Every line that holds the string "text" is to be identified and copied.

+ + + + + + +

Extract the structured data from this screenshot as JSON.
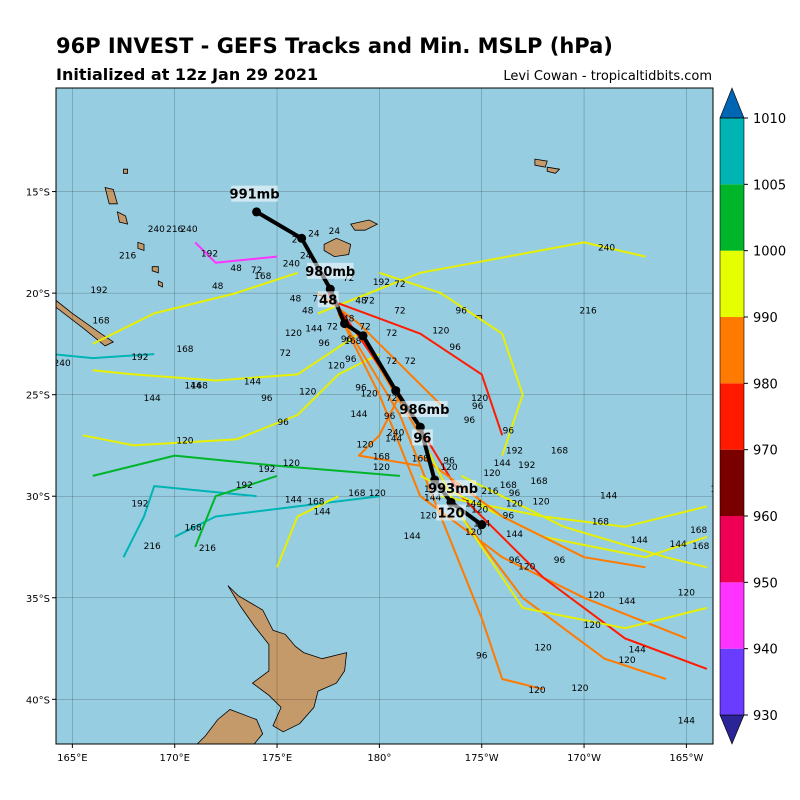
{
  "header": {
    "title": "96P INVEST - GEFS Tracks and Min. MSLP (hPa)",
    "subtitle": "Initialized at 12z Jan 29 2021",
    "credit": "Levi Cowan - tropicaltidbits.com"
  },
  "map": {
    "ocean_color": "#97cde1",
    "land_color": "#c59a6a",
    "lon_ticks": [
      "165°E",
      "170°E",
      "175°E",
      "180°",
      "175°W",
      "170°W",
      "165°W"
    ],
    "lat_ticks": [
      "15°S",
      "20°S",
      "25°S",
      "30°S",
      "35°S",
      "40°S"
    ]
  },
  "mean_track": {
    "points": [
      {
        "lon": 174.0,
        "lat": -16.0
      },
      {
        "lon": 176.2,
        "lat": -17.3
      },
      {
        "lon": 177.6,
        "lat": -19.8
      },
      {
        "lon": 178.3,
        "lat": -21.5
      },
      {
        "lon": 179.2,
        "lat": -22.1
      },
      {
        "lon": 180.8,
        "lat": -24.8
      },
      {
        "lon": 182.0,
        "lat": -26.6
      },
      {
        "lon": 182.7,
        "lat": -29.2
      },
      {
        "lon": 183.5,
        "lat": -30.3
      },
      {
        "lon": 185.0,
        "lat": -31.4
      }
    ],
    "labels": [
      {
        "text": "991mb",
        "lon": 173.9,
        "lat": -15.3
      },
      {
        "text": "980mb",
        "lon": 177.6,
        "lat": -19.1
      },
      {
        "text": "48",
        "lon": 177.5,
        "lat": -20.5
      },
      {
        "text": "986mb",
        "lon": 182.2,
        "lat": -25.9
      },
      {
        "text": "96",
        "lon": 182.1,
        "lat": -27.3
      },
      {
        "text": "993mb",
        "lon": 183.6,
        "lat": -29.8
      },
      {
        "text": "120",
        "lon": 183.5,
        "lat": -31.0
      }
    ]
  },
  "colorbar": {
    "levels": [
      "930",
      "940",
      "950",
      "960",
      "970",
      "980",
      "990",
      "1000",
      "1005",
      "1010"
    ],
    "colors": [
      "#2a2496",
      "#6a3cff",
      "#ff33ff",
      "#ee0055",
      "#7a0000",
      "#ff1a00",
      "#ff7a00",
      "#e6ff00",
      "#00b52a",
      "#00b4b4",
      "#0066b3"
    ]
  },
  "members": [
    {
      "color": "#e6f000",
      "hours": "216",
      "points": [
        [
          177,
          -21
        ],
        [
          182,
          -19
        ],
        [
          190,
          -17.5
        ],
        [
          193,
          -18.2
        ]
      ]
    },
    {
      "color": "#e6f000",
      "hours": "144",
      "points": [
        [
          179,
          -22
        ],
        [
          176,
          -24
        ],
        [
          172,
          -24.3
        ],
        [
          168,
          -24
        ],
        [
          166,
          -23.8
        ]
      ]
    },
    {
      "color": "#e6f000",
      "hours": "120",
      "points": [
        [
          180,
          -23
        ],
        [
          178,
          -24
        ],
        [
          176,
          -26
        ],
        [
          173,
          -27.2
        ],
        [
          168,
          -27.5
        ],
        [
          165.5,
          -27
        ]
      ]
    },
    {
      "color": "#e6f000",
      "hours": "192",
      "points": [
        [
          176,
          -19
        ],
        [
          173,
          -20
        ],
        [
          169,
          -21
        ],
        [
          166,
          -22.5
        ]
      ]
    },
    {
      "color": "#ff7a00",
      "hours": "144",
      "points": [
        [
          178,
          -21
        ],
        [
          180,
          -25
        ],
        [
          182,
          -30
        ],
        [
          186,
          -33
        ],
        [
          190,
          -35
        ],
        [
          195,
          -37
        ]
      ]
    },
    {
      "color": "#ff7a00",
      "hours": "120",
      "points": [
        [
          179,
          -22
        ],
        [
          182,
          -27
        ],
        [
          184,
          -31
        ],
        [
          187,
          -35
        ],
        [
          191,
          -38
        ],
        [
          194,
          -39
        ]
      ]
    },
    {
      "color": "#ff7a00",
      "hours": "96",
      "points": [
        [
          178,
          -21
        ],
        [
          181,
          -26
        ],
        [
          183,
          -31
        ],
        [
          185,
          -36
        ],
        [
          186,
          -39
        ],
        [
          188,
          -39.5
        ]
      ]
    },
    {
      "color": "#ff1a00",
      "hours": "120",
      "points": [
        [
          177.5,
          -20
        ],
        [
          181,
          -25
        ],
        [
          184,
          -30
        ],
        [
          188,
          -34
        ],
        [
          192,
          -37
        ],
        [
          196,
          -38.5
        ]
      ]
    },
    {
      "color": "#ff1a00",
      "hours": "96",
      "points": [
        [
          178,
          -20.5
        ],
        [
          182,
          -22
        ],
        [
          185,
          -24
        ],
        [
          186,
          -27
        ]
      ]
    },
    {
      "color": "#e6f000",
      "hours": "144",
      "points": [
        [
          183,
          -30
        ],
        [
          188,
          -31
        ],
        [
          192,
          -31.5
        ],
        [
          196,
          -30.5
        ]
      ]
    },
    {
      "color": "#e6f000",
      "hours": "168",
      "points": [
        [
          182,
          -29
        ],
        [
          188,
          -32
        ],
        [
          193,
          -33
        ],
        [
          196,
          -32
        ]
      ]
    },
    {
      "color": "#00b52a",
      "hours": "168",
      "points": [
        [
          181,
          -29
        ],
        [
          175,
          -28.5
        ],
        [
          170,
          -28
        ],
        [
          166,
          -29
        ]
      ]
    },
    {
      "color": "#00b4b4",
      "hours": "168",
      "points": [
        [
          180,
          -30
        ],
        [
          176,
          -30.5
        ],
        [
          172,
          -31
        ],
        [
          170,
          -32
        ]
      ]
    },
    {
      "color": "#00b4b4",
      "hours": "192",
      "points": [
        [
          174,
          -30
        ],
        [
          169,
          -29.5
        ],
        [
          168.5,
          -31
        ],
        [
          167.5,
          -33
        ]
      ]
    },
    {
      "color": "#00b52a",
      "hours": "192",
      "points": [
        [
          175,
          -29
        ],
        [
          172,
          -30
        ],
        [
          171,
          -32.5
        ]
      ]
    },
    {
      "color": "#e6f000",
      "hours": "144",
      "points": [
        [
          178,
          -30
        ],
        [
          176,
          -31
        ],
        [
          175,
          -33.5
        ]
      ]
    },
    {
      "color": "#ff7a00",
      "hours": "120",
      "points": [
        [
          181,
          -25
        ],
        [
          180,
          -27
        ],
        [
          179,
          -28
        ],
        [
          182,
          -28.5
        ]
      ]
    },
    {
      "color": "#e6f000",
      "hours": "168",
      "points": [
        [
          184,
          -29
        ],
        [
          189,
          -31.5
        ],
        [
          194,
          -33
        ],
        [
          196,
          -33.5
        ]
      ]
    },
    {
      "color": "#ff7a00",
      "hours": "216",
      "points": [
        [
          182,
          -28
        ],
        [
          186,
          -31
        ],
        [
          190,
          -33
        ],
        [
          193,
          -33.5
        ]
      ]
    },
    {
      "color": "#e6f000",
      "hours": "120",
      "points": [
        [
          182,
          -27
        ],
        [
          184,
          -31
        ],
        [
          187,
          -35.5
        ],
        [
          192,
          -36.5
        ],
        [
          196,
          -35.5
        ]
      ]
    },
    {
      "color": "#ff33ff",
      "hours": "192",
      "points": [
        [
          171,
          -17.5
        ],
        [
          172,
          -18.5
        ],
        [
          175,
          -18.2
        ]
      ]
    },
    {
      "color": "#00b4b4",
      "hours": "216",
      "points": [
        [
          169,
          -23
        ],
        [
          166,
          -23.2
        ],
        [
          164,
          -23
        ]
      ]
    },
    {
      "color": "#e6f000",
      "hours": "120",
      "points": [
        [
          180,
          -19
        ],
        [
          183,
          -20
        ],
        [
          186,
          -22
        ],
        [
          187,
          -25
        ],
        [
          186,
          -28
        ]
      ]
    },
    {
      "color": "#ff7a00",
      "hours": "72",
      "points": [
        [
          177,
          -20
        ],
        [
          179,
          -21.5
        ],
        [
          181,
          -23.5
        ],
        [
          183,
          -25.5
        ]
      ]
    }
  ],
  "member_labels": [
    {
      "t": "24",
      "lon": 176.0,
      "lat": -17.5
    },
    {
      "t": "24",
      "lon": 176.8,
      "lat": -17.2
    },
    {
      "t": "24",
      "lon": 177.8,
      "lat": -17.1
    },
    {
      "t": "24",
      "lon": 176.4,
      "lat": -18.3
    },
    {
      "t": "72",
      "lon": 174.0,
      "lat": -19.0
    },
    {
      "t": "168",
      "lon": 174.3,
      "lat": -19.3
    },
    {
      "t": "48",
      "lon": 173.0,
      "lat": -18.9
    },
    {
      "t": "240",
      "lon": 175.7,
      "lat": -18.7
    },
    {
      "t": "48",
      "lon": 175.9,
      "lat": -20.4
    },
    {
      "t": "48",
      "lon": 176.5,
      "lat": -21.0
    },
    {
      "t": "72",
      "lon": 177.0,
      "lat": -20.4
    },
    {
      "t": "72",
      "lon": 178.5,
      "lat": -19.4
    },
    {
      "t": "192",
      "lon": 180.1,
      "lat": -19.6
    },
    {
      "t": "72",
      "lon": 181.0,
      "lat": -19.7
    },
    {
      "t": "48",
      "lon": 179.1,
      "lat": -20.5
    },
    {
      "t": "72",
      "lon": 179.5,
      "lat": -20.5
    },
    {
      "t": "72",
      "lon": 181.0,
      "lat": -21.0
    },
    {
      "t": "48",
      "lon": 178.5,
      "lat": -21.4
    },
    {
      "t": "72",
      "lon": 179.3,
      "lat": -21.8
    },
    {
      "t": "72",
      "lon": 180.6,
      "lat": -22.1
    },
    {
      "t": "144",
      "lon": 176.8,
      "lat": -21.9
    },
    {
      "t": "120",
      "lon": 175.8,
      "lat": -22.1
    },
    {
      "t": "72",
      "lon": 177.7,
      "lat": -21.8
    },
    {
      "t": "96",
      "lon": 177.3,
      "lat": -22.6
    },
    {
      "t": "96",
      "lon": 178.4,
      "lat": -22.4
    },
    {
      "t": "168",
      "lon": 178.7,
      "lat": -22.5
    },
    {
      "t": "72",
      "lon": 175.4,
      "lat": -23.1
    },
    {
      "t": "120",
      "lon": 177.9,
      "lat": -23.7
    },
    {
      "t": "96",
      "lon": 178.6,
      "lat": -23.4
    },
    {
      "t": "72",
      "lon": 180.6,
      "lat": -23.5
    },
    {
      "t": "72",
      "lon": 181.5,
      "lat": -23.5
    },
    {
      "t": "96",
      "lon": 184.0,
      "lat": -21.0
    },
    {
      "t": "120",
      "lon": 183.0,
      "lat": -22.0
    },
    {
      "t": "96",
      "lon": 183.7,
      "lat": -22.8
    },
    {
      "t": "192",
      "lon": 166.3,
      "lat": -20.0
    },
    {
      "t": "168",
      "lon": 166.4,
      "lat": -21.5
    },
    {
      "t": "192",
      "lon": 168.3,
      "lat": -23.3
    },
    {
      "t": "168",
      "lon": 170.5,
      "lat": -22.9
    },
    {
      "t": "216",
      "lon": 167.7,
      "lat": -18.3
    },
    {
      "t": "240",
      "lon": 169.1,
      "lat": -17.0
    },
    {
      "t": "216",
      "lon": 170.0,
      "lat": -17.0
    },
    {
      "t": "240",
      "lon": 170.7,
      "lat": -17.0
    },
    {
      "t": "192",
      "lon": 171.7,
      "lat": -18.2
    },
    {
      "t": "48",
      "lon": 172.1,
      "lat": -19.8
    },
    {
      "t": "144",
      "lon": 170.9,
      "lat": -24.7
    },
    {
      "t": "168",
      "lon": 171.2,
      "lat": -24.7
    },
    {
      "t": "144",
      "lon": 168.9,
      "lat": -25.3
    },
    {
      "t": "144",
      "lon": 173.8,
      "lat": -24.5
    },
    {
      "t": "96",
      "lon": 174.5,
      "lat": -25.3
    },
    {
      "t": "120",
      "lon": 176.5,
      "lat": -25.0
    },
    {
      "t": "120",
      "lon": 179.5,
      "lat": -25.1
    },
    {
      "t": "96",
      "lon": 179.1,
      "lat": -24.8
    },
    {
      "t": "72",
      "lon": 180.6,
      "lat": -25.3
    },
    {
      "t": "144",
      "lon": 179.0,
      "lat": -26.1
    },
    {
      "t": "96",
      "lon": 180.5,
      "lat": -26.2
    },
    {
      "t": "96",
      "lon": 175.3,
      "lat": -26.5
    },
    {
      "t": "120",
      "lon": 170.5,
      "lat": -27.4
    },
    {
      "t": "120",
      "lon": 179.3,
      "lat": -27.6
    },
    {
      "t": "144",
      "lon": 180.7,
      "lat": -27.3
    },
    {
      "t": "240",
      "lon": 180.8,
      "lat": -27.0
    },
    {
      "t": "168",
      "lon": 180.1,
      "lat": -28.2
    },
    {
      "t": "120",
      "lon": 180.1,
      "lat": -28.7
    },
    {
      "t": "120",
      "lon": 175.7,
      "lat": -28.5
    },
    {
      "t": "192",
      "lon": 174.5,
      "lat": -28.8
    },
    {
      "t": "192",
      "lon": 173.4,
      "lat": -29.6
    },
    {
      "t": "144",
      "lon": 175.8,
      "lat": -30.3
    },
    {
      "t": "168",
      "lon": 176.9,
      "lat": -30.4
    },
    {
      "t": "144",
      "lon": 177.2,
      "lat": -30.9
    },
    {
      "t": "168",
      "lon": 178.9,
      "lat": -30.0
    },
    {
      "t": "120",
      "lon": 179.9,
      "lat": -30.0
    },
    {
      "t": "192",
      "lon": 168.3,
      "lat": -30.5
    },
    {
      "t": "168",
      "lon": 170.9,
      "lat": -31.7
    },
    {
      "t": "216",
      "lon": 171.6,
      "lat": -32.7
    },
    {
      "t": "216",
      "lon": 168.9,
      "lat": -32.6
    },
    {
      "t": "144",
      "lon": 181.6,
      "lat": -32.1
    },
    {
      "t": "168",
      "lon": 182.0,
      "lat": -28.3
    },
    {
      "t": "120",
      "lon": 182.6,
      "lat": -29.8
    },
    {
      "t": "144",
      "lon": 182.6,
      "lat": -30.2
    },
    {
      "t": "120",
      "lon": 182.4,
      "lat": -31.1
    },
    {
      "t": "96",
      "lon": 183.4,
      "lat": -28.4
    },
    {
      "t": "120",
      "lon": 183.4,
      "lat": -28.7
    },
    {
      "t": "144",
      "lon": 184.6,
      "lat": -30.5
    },
    {
      "t": "120",
      "lon": 184.9,
      "lat": -30.8
    },
    {
      "t": "144",
      "lon": 185.0,
      "lat": -31.5
    },
    {
      "t": "120",
      "lon": 184.6,
      "lat": -31.9
    },
    {
      "t": "96",
      "lon": 184.4,
      "lat": -26.4
    },
    {
      "t": "96",
      "lon": 184.8,
      "lat": -25.7
    },
    {
      "t": "120",
      "lon": 184.9,
      "lat": -25.3
    },
    {
      "t": "96",
      "lon": 186.3,
      "lat": -26.9
    },
    {
      "t": "192",
      "lon": 186.6,
      "lat": -27.9
    },
    {
      "t": "144",
      "lon": 186.0,
      "lat": -28.5
    },
    {
      "t": "120",
      "lon": 185.5,
      "lat": -29.0
    },
    {
      "t": "168",
      "lon": 186.3,
      "lat": -29.6
    },
    {
      "t": "216",
      "lon": 185.4,
      "lat": -29.9
    },
    {
      "t": "96",
      "lon": 186.6,
      "lat": -30.0
    },
    {
      "t": "120",
      "lon": 186.6,
      "lat": -30.5
    },
    {
      "t": "96",
      "lon": 186.3,
      "lat": -31.1
    },
    {
      "t": "144",
      "lon": 186.6,
      "lat": -32.0
    },
    {
      "t": "192",
      "lon": 187.2,
      "lat": -28.6
    },
    {
      "t": "168",
      "lon": 187.8,
      "lat": -29.4
    },
    {
      "t": "120",
      "lon": 187.9,
      "lat": -30.4
    },
    {
      "t": "168",
      "lon": 188.8,
      "lat": -27.9
    },
    {
      "t": "96",
      "lon": 186.6,
      "lat": -33.3
    },
    {
      "t": "120",
      "lon": 187.2,
      "lat": -33.6
    },
    {
      "t": "96",
      "lon": 188.8,
      "lat": -33.3
    },
    {
      "t": "144",
      "lon": 191.2,
      "lat": -30.1
    },
    {
      "t": "168",
      "lon": 190.8,
      "lat": -31.4
    },
    {
      "t": "144",
      "lon": 192.7,
      "lat": -32.3
    },
    {
      "t": "144",
      "lon": 194.6,
      "lat": -32.5
    },
    {
      "t": "168",
      "lon": 195.6,
      "lat": -31.8
    },
    {
      "t": "168",
      "lon": 195.7,
      "lat": -32.6
    },
    {
      "t": "192",
      "lon": 196.6,
      "lat": -29.8
    },
    {
      "t": "120",
      "lon": 190.6,
      "lat": -35.0
    },
    {
      "t": "144",
      "lon": 192.1,
      "lat": -35.3
    },
    {
      "t": "120",
      "lon": 195.0,
      "lat": -34.9
    },
    {
      "t": "120",
      "lon": 190.4,
      "lat": -36.5
    },
    {
      "t": "144",
      "lon": 192.6,
      "lat": -37.7
    },
    {
      "t": "120",
      "lon": 192.1,
      "lat": -38.2
    },
    {
      "t": "120",
      "lon": 188.0,
      "lat": -37.6
    },
    {
      "t": "96",
      "lon": 185.0,
      "lat": -38.0
    },
    {
      "t": "120",
      "lon": 187.7,
      "lat": -39.7
    },
    {
      "t": "120",
      "lon": 189.8,
      "lat": -39.6
    },
    {
      "t": "144",
      "lon": 195.0,
      "lat": -41.2
    },
    {
      "t": "216",
      "lon": 190.2,
      "lat": -21.0
    },
    {
      "t": "240",
      "lon": 191.1,
      "lat": -17.9
    },
    {
      "t": "240",
      "lon": 164.5,
      "lat": -23.6
    }
  ]
}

+ + + + + + +

= Result of this exercise =
        "text": "991mb",
        "text": "980mb",
        "text": "48",
        "text": "986mb",
        "text": "96",
        "text": "993mb",
        "text": "120",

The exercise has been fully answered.